'''

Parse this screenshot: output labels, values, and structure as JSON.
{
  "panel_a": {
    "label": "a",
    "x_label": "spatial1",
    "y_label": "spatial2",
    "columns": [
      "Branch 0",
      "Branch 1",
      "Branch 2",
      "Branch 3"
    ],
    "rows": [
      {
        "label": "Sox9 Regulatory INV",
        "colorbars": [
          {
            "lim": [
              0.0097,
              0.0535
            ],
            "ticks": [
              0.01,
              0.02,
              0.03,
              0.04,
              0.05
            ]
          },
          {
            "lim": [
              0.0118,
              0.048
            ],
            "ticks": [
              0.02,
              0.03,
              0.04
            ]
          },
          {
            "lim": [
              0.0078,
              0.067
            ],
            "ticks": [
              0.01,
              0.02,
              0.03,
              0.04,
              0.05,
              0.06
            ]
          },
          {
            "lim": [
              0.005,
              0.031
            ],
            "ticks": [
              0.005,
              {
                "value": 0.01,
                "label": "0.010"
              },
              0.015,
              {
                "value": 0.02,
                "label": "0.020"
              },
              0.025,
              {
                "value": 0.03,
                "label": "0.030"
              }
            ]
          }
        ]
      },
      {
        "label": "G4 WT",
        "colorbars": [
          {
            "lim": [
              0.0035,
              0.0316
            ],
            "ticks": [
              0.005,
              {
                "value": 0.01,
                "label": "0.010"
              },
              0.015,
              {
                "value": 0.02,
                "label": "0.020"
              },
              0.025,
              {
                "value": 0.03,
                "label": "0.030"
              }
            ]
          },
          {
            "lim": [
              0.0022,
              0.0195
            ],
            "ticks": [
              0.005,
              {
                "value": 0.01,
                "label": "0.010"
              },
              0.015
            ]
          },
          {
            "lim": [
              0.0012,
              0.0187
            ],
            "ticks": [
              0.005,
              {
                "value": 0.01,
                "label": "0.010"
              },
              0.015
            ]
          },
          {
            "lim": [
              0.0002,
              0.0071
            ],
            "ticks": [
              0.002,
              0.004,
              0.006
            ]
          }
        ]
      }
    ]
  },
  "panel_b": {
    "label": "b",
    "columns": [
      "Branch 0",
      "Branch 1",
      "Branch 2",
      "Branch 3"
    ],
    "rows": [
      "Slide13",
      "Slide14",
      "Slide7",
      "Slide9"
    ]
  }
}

'''

■ Problem description ■
What do the records say? Quote them all exactly.

■ Output for this task ■
Parse this screenshot: output labels, values, and structure as JSON.
{
  "panel_a": {
    "label": "a",
    "x_label": "spatial1",
    "y_label": "spatial2",
    "columns": [
      "Branch 0",
      "Branch 1",
      "Branch 2",
      "Branch 3"
    ],
    "rows": [
      {
        "label": "Sox9 Regulatory INV",
        "colorbars": [
          {
            "lim": [
              0.0097,
              0.0535
            ],
            "ticks": [
              0.01,
              0.02,
              0.03,
              0.04,
              0.05
            ]
          },
          {
            "lim": [
              0.0118,
              0.048
            ],
            "ticks": [
              0.02,
              0.03,
              0.04
            ]
          },
          {
            "lim": [
              0.0078,
              0.067
            ],
            "ticks": [
              0.01,
              0.02,
              0.03,
              0.04,
              0.05,
              0.06
            ]
          },
          {
            "lim": [
              0.005,
              0.031
            ],
            "ticks": [
              0.005,
              {
                "value": 0.01,
                "label": "0.010"
              },
              0.015,
              {
                "value": 0.02,
                "label": "0.020"
              },
              0.025,
              {
                "value": 0.03,
                "label": "0.030"
              }
            ]
          }
        ]
      },
      {
        "label": "G4 WT",
        "colorbars": [
          {
            "lim": [
              0.0035,
              0.0316
            ],
            "ticks": [
              0.005,
              {
                "value": 0.01,
                "label": "0.010"
              },
              0.015,
              {
                "value": 0.02,
                "label": "0.020"
              },
              0.025,
              {
                "value": 0.03,
                "label": "0.030"
              }
            ]
          },
          {
            "lim": [
              0.0022,
              0.0195
            ],
            "ticks": [
              0.005,
              {
                "value": 0.01,
                "label": "0.010"
              },
              0.015
            ]
          },
          {
            "lim": [
              0.0012,
              0.0187
            ],
            "ticks": [
              0.005,
              {
                "value": 0.01,
                "label": "0.010"
              },
              0.015
            ]
          },
          {
            "lim": [
              0.0002,
              0.0071
            ],
            "ticks": [
              0.002,
              0.004,
              0.006
            ]
          }
        ]
      }
    ]
  },
  "panel_b": {
    "label": "b",
    "columns": [
      "Branch 0",
      "Branch 1",
      "Branch 2",
      "Branch 3"
    ],
    "rows": [
      "Slide13",
      "Slide14",
      "Slide7",
      "Slide9"
    ]
  }
}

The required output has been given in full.